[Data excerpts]

## Start

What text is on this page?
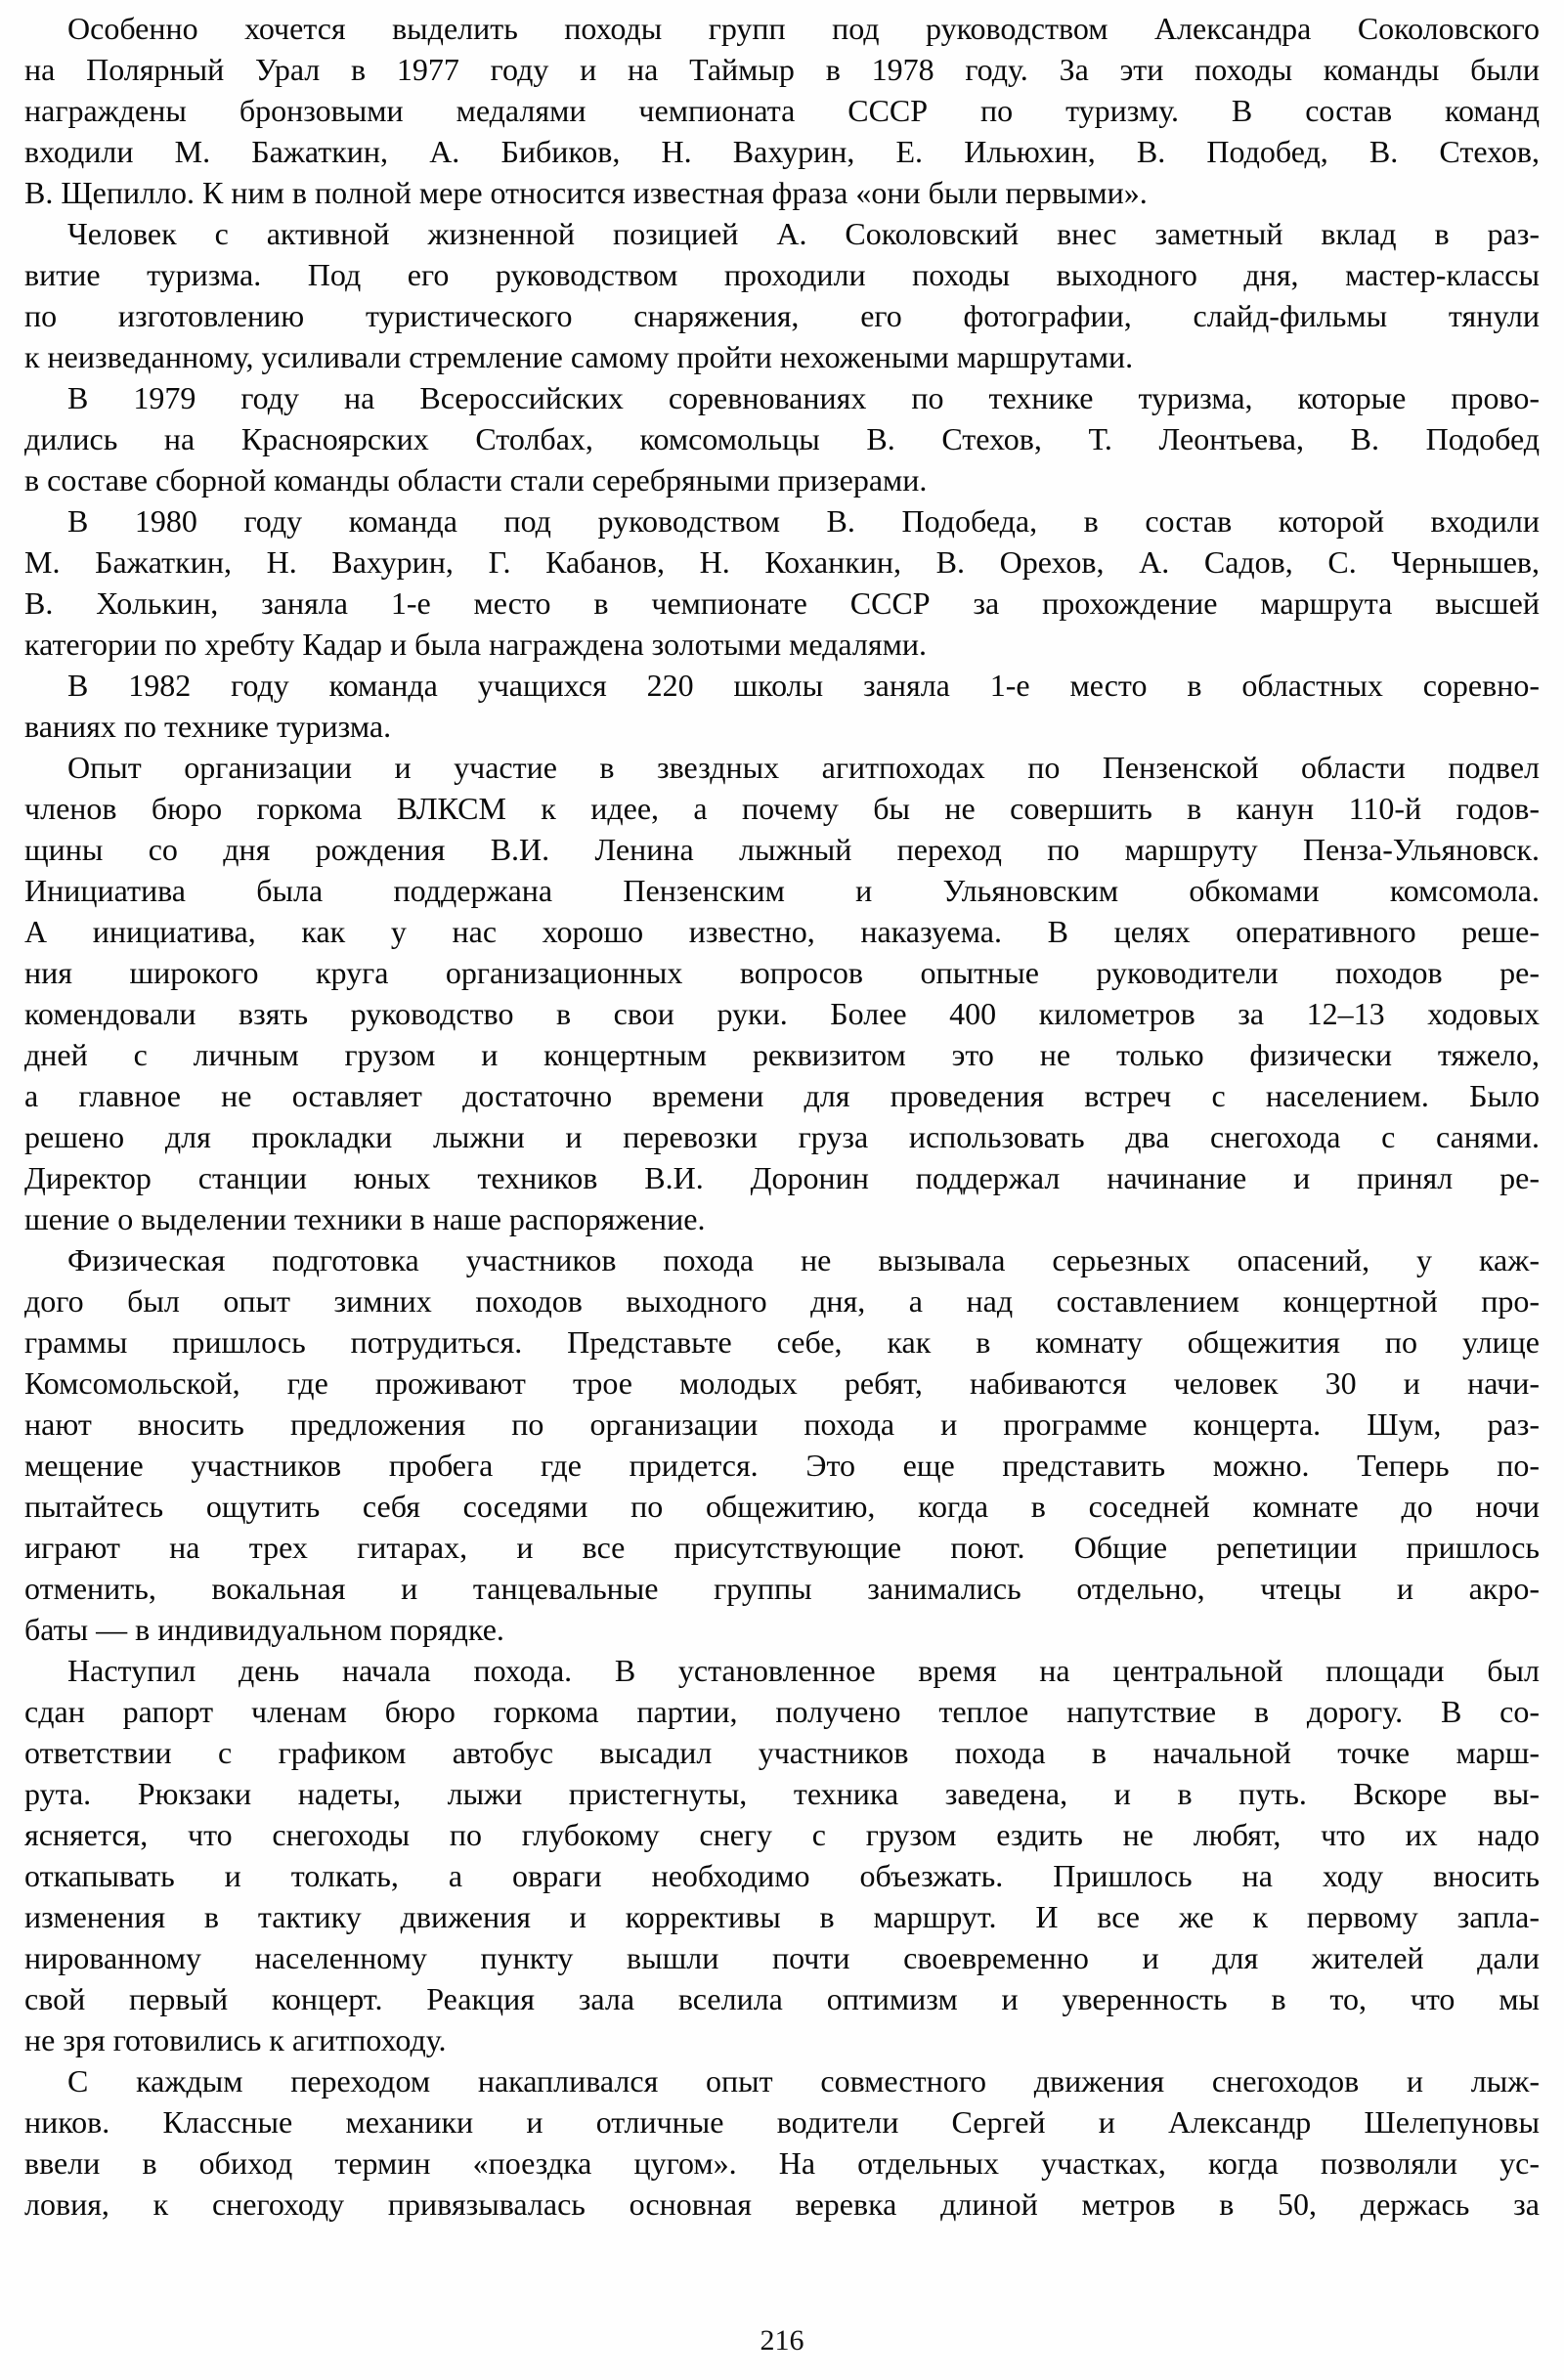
Особенно хочется выделить походы групп под руководством Александра Соколовского
на Полярный Урал в 1977 году и на Таймыр в 1978 году. За эти походы команды были
награждены бронзовыми медалями чемпионата СССР по туризму. В состав команд
входили М. Бажаткин, А. Бибиков, Н. Вахурин, Е. Ильюхин, В. Подобед, В. Стехов,
В. Щепилло. К ним в полной мере относится известная фраза «они были первыми».
Человек с активной жизненной позицией А. Соколовский внес заметный вклад в раз-
витие туризма. Под его руководством проходили походы выходного дня, мастер-классы
по изготовлению туристического снаряжения, его фотографии, слайд-фильмы тянули
к неизведанному, усиливали стремление самому пройти нехожеными маршрутами.
В 1979 году на Всероссийских соревнованиях по технике туризма, которые прово-
дились на Красноярских Столбах, комсомольцы В. Стехов, Т. Леонтьева, В. Подобед
в составе сборной команды области стали серебряными призерами.
В 1980 году команда под руководством В. Подобеда, в состав которой входили
М. Бажаткин, Н. Вахурин, Г. Кабанов, Н. Коханкин, В. Орехов, А. Садов, С. Чернышев,
В. Холькин, заняла 1-е место в чемпионате СССР за прохождение маршрута высшей
категории по хребту Кадар и была награждена золотыми медалями.
В 1982 году команда учащихся 220 школы заняла 1-е место в областных соревно-
ваниях по технике туризма.
Опыт организации и участие в звездных агитпоходах по Пензенской области подвел
членов бюро горкома ВЛКСМ к идее, а почему бы не совершить в канун 110-й годов-
щины со дня рождения В.И. Ленина лыжный переход по маршруту Пенза-Ульяновск.
Инициатива была поддержана Пензенским и Ульяновским обкомами комсомола.
А инициатива, как у нас хорошо известно, наказуема. В целях оперативного реше-
ния широкого круга организационных вопросов опытные руководители походов ре-
комендовали взять руководство в свои руки. Более 400 километров за 12–13 ходовых
дней с личным грузом и концертным реквизитом это не только физически тяжело,
а главное не оставляет достаточно времени для проведения встреч с населением. Было
решено для прокладки лыжни и перевозки груза использовать два снегохода с санями.
Директор станции юных техников В.И. Доронин поддержал начинание и принял ре-
шение о выделении техники в наше распоряжение.
Физическая подготовка участников похода не вызывала серьезных опасений, у каж-
дого был опыт зимних походов выходного дня, а над составлением концертной про-
граммы пришлось потрудиться. Представьте себе, как в комнату общежития по улице
Комсомольской, где проживают трое молодых ребят, набиваются человек 30 и начи-
нают вносить предложения по организации похода и программе концерта. Шум, раз-
мещение участников пробега где придется. Это еще представить можно. Теперь по-
пытайтесь ощутить себя соседями по общежитию, когда в соседней комнате до ночи
играют на трех гитарах, и все присутствующие поют. Общие репетиции пришлось
отменить, вокальная и танцевальные группы занимались отдельно, чтецы и акро-
баты — в индивидуальном порядке.
Наступил день начала похода. В установленное время на центральной площади был
сдан рапорт членам бюро горкома партии, получено теплое напутствие в дорогу. В со-
ответствии с графиком автобус высадил участников похода в начальной точке марш-
рута. Рюкзаки надеты, лыжи пристегнуты, техника заведена, и в путь. Вскоре вы-
ясняется, что снегоходы по глубокому снегу с грузом ездить не любят, что их надо
откапывать и толкать, а овраги необходимо объезжать. Пришлось на ходу вносить
изменения в тактику движения и коррективы в маршрут. И все же к первому запла-
нированному населенному пункту вышли почти своевременно и для жителей дали
свой первый концерт. Реакция зала вселила оптимизм и уверенность в то, что мы
не зря готовились к агитпоходу.
С каждым переходом накапливался опыт совместного движения снегоходов и лыж-
ников. Классные механики и отличные водители Сергей и Александр Шелепуновы
ввели в обиход термин «поездка цугом». На отдельных участках, когда позволяли ус-
ловия, к снегоходу привязывалась основная веревка длиной метров в 50, держась за
216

## End

* Written instruction:
Say how many lines of the data hold the string "участников". Reply with the number alone.

* Exercise result:
3